:: GIVEN INSTRUCTION ::
Locate each line below that includes "radar" and reproduce it.

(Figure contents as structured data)
▬▬▬▬▬▬▬▬▬▬

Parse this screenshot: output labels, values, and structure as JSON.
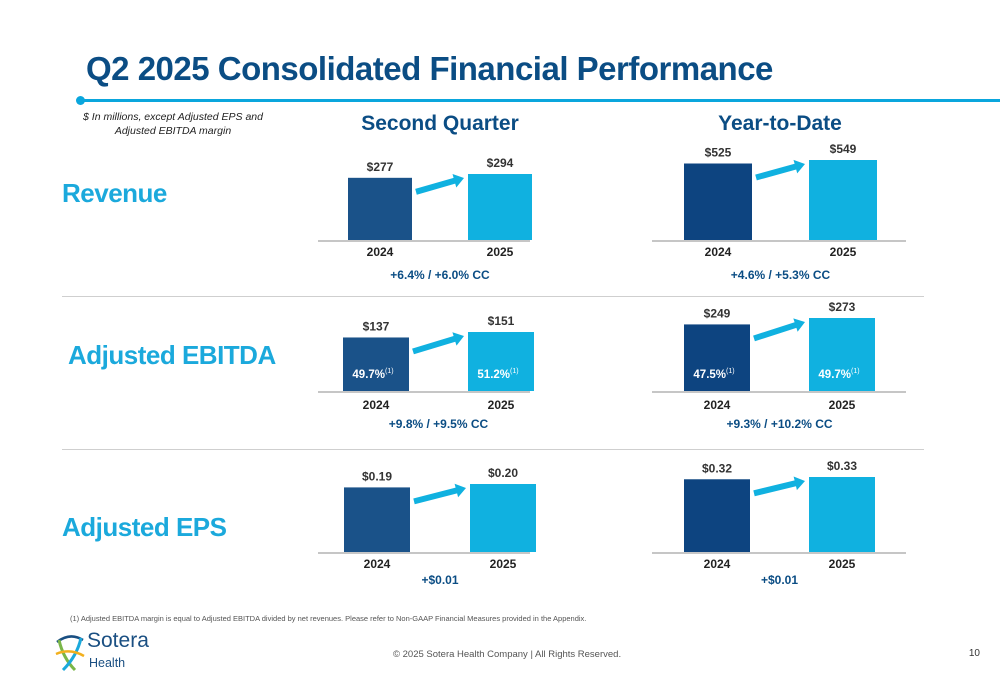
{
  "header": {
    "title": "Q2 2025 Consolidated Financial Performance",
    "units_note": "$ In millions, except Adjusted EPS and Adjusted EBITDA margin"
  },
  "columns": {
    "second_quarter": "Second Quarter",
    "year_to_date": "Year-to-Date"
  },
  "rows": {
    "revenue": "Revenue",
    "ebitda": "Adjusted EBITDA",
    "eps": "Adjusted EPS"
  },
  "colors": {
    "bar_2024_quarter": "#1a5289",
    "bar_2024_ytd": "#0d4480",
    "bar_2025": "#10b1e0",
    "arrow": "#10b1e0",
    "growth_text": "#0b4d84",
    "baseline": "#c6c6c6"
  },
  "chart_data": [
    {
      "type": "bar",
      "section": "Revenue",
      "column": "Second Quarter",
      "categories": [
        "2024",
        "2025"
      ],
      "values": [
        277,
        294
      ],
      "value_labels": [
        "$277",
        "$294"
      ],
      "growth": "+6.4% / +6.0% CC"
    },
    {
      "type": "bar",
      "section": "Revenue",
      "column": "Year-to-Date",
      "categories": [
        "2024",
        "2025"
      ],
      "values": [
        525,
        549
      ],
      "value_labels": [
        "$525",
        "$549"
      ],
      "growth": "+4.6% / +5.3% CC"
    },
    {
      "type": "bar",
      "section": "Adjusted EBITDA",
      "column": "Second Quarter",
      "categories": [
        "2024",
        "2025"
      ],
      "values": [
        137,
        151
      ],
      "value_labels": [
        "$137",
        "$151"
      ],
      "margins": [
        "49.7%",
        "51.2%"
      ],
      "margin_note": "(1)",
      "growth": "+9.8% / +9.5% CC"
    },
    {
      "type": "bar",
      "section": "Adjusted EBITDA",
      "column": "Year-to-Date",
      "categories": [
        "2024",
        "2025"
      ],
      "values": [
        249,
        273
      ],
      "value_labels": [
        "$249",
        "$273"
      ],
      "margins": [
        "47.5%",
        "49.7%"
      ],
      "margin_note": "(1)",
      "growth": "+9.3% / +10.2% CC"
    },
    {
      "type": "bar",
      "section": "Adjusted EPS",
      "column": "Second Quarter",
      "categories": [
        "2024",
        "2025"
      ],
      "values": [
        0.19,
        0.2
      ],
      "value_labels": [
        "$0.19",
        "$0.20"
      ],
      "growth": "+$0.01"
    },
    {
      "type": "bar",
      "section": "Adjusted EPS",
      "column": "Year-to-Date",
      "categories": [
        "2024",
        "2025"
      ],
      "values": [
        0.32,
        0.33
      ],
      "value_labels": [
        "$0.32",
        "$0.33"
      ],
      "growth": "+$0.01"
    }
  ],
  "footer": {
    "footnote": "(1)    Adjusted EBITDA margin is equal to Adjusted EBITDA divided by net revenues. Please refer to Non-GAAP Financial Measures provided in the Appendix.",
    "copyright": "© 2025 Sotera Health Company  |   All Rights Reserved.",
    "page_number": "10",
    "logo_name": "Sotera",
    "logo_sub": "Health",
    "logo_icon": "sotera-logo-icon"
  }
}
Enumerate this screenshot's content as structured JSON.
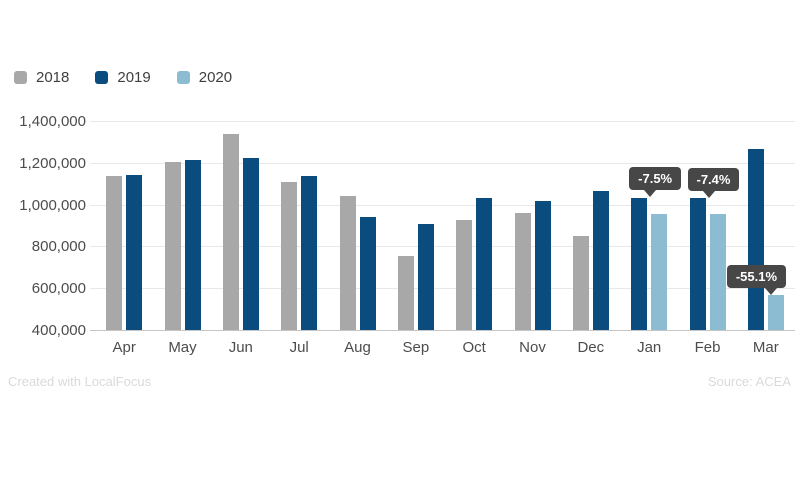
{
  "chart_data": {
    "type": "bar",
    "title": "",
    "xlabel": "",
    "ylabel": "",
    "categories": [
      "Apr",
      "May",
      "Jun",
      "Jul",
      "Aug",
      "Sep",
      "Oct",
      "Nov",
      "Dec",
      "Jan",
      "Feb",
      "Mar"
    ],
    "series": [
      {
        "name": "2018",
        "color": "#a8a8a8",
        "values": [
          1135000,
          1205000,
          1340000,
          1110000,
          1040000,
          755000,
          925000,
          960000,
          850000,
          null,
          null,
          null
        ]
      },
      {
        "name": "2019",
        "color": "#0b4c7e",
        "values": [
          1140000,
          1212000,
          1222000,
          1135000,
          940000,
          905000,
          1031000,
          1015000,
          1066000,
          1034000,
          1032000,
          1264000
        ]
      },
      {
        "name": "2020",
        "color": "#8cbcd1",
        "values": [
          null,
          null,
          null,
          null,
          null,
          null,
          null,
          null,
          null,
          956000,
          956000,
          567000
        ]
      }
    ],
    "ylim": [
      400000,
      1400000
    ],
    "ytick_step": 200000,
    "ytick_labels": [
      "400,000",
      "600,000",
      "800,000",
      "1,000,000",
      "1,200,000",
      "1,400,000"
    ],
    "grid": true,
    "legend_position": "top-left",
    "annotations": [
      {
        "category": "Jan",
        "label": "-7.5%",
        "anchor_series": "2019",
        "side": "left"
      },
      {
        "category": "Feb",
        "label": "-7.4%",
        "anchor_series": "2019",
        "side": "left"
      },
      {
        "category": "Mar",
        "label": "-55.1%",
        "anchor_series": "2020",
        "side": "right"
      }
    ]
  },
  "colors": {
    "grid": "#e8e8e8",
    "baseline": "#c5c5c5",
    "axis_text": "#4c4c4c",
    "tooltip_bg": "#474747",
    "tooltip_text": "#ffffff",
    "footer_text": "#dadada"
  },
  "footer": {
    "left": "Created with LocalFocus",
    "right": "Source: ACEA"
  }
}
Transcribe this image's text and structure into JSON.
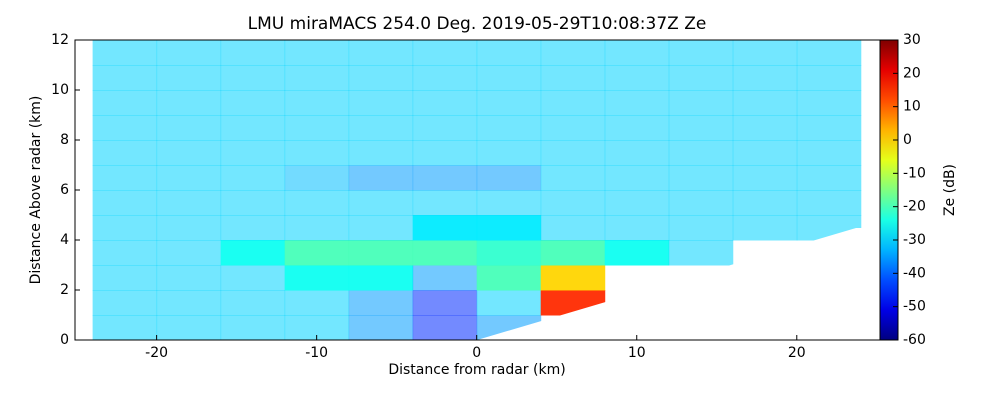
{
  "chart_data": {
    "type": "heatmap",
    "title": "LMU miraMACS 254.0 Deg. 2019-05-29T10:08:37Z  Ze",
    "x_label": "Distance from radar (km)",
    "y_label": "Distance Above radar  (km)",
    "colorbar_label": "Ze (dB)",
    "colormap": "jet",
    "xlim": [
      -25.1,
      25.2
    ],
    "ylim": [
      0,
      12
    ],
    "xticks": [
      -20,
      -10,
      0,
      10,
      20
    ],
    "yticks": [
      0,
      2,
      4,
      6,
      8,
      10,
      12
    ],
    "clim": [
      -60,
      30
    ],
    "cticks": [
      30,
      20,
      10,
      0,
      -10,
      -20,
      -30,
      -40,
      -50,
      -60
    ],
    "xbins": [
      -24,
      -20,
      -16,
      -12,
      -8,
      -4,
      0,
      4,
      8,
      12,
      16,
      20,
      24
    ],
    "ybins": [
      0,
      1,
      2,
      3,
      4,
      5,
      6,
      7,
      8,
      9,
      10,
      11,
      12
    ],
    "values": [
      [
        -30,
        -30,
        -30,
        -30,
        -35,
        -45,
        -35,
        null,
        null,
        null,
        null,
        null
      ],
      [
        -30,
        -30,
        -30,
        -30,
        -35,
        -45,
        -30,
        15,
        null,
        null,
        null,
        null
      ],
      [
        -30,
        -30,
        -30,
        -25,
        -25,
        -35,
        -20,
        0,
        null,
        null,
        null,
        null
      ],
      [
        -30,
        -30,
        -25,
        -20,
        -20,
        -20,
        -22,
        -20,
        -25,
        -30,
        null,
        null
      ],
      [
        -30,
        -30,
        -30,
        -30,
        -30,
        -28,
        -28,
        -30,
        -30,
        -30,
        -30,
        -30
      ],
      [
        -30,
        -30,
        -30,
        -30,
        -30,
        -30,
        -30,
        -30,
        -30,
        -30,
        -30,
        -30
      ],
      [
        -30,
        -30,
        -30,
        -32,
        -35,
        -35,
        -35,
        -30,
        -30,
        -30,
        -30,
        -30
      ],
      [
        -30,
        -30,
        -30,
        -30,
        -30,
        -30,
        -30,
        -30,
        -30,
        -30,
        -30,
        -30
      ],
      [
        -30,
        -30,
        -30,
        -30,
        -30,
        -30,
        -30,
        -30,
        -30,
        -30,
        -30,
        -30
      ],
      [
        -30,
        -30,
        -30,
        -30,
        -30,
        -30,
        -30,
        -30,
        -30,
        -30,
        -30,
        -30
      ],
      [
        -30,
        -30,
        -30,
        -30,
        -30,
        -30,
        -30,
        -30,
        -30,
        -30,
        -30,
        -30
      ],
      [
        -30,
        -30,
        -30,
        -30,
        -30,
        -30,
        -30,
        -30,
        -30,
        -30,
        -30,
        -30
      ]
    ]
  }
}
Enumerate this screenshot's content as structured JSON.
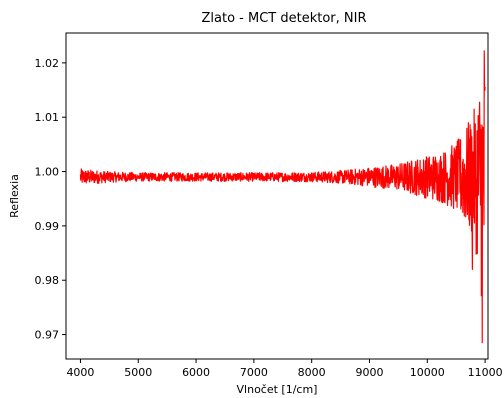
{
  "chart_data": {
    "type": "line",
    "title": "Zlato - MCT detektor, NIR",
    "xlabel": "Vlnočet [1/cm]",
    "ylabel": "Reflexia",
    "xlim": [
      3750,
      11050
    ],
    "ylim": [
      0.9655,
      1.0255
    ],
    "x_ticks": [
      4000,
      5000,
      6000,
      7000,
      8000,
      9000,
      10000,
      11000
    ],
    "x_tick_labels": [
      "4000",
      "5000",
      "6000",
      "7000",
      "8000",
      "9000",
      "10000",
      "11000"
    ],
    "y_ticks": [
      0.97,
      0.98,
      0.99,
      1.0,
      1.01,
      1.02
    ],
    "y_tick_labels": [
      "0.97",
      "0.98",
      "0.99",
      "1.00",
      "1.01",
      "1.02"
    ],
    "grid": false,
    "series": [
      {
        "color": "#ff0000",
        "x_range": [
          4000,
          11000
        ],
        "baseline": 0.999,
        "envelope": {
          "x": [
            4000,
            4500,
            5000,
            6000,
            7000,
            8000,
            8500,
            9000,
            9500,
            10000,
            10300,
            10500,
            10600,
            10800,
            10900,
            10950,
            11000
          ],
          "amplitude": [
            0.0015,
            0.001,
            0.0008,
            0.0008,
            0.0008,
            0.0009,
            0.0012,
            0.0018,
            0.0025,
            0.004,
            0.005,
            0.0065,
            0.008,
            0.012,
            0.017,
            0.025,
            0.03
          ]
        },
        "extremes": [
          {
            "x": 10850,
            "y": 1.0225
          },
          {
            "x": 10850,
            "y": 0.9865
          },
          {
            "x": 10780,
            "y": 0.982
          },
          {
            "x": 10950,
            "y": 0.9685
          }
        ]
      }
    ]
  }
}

▬▬▬▬▬▬▬▬▬▬

:: THE RESULT ::
    "x_label": "Distance from radar (km)",
    "y_label": "Distance Above radar  (km)",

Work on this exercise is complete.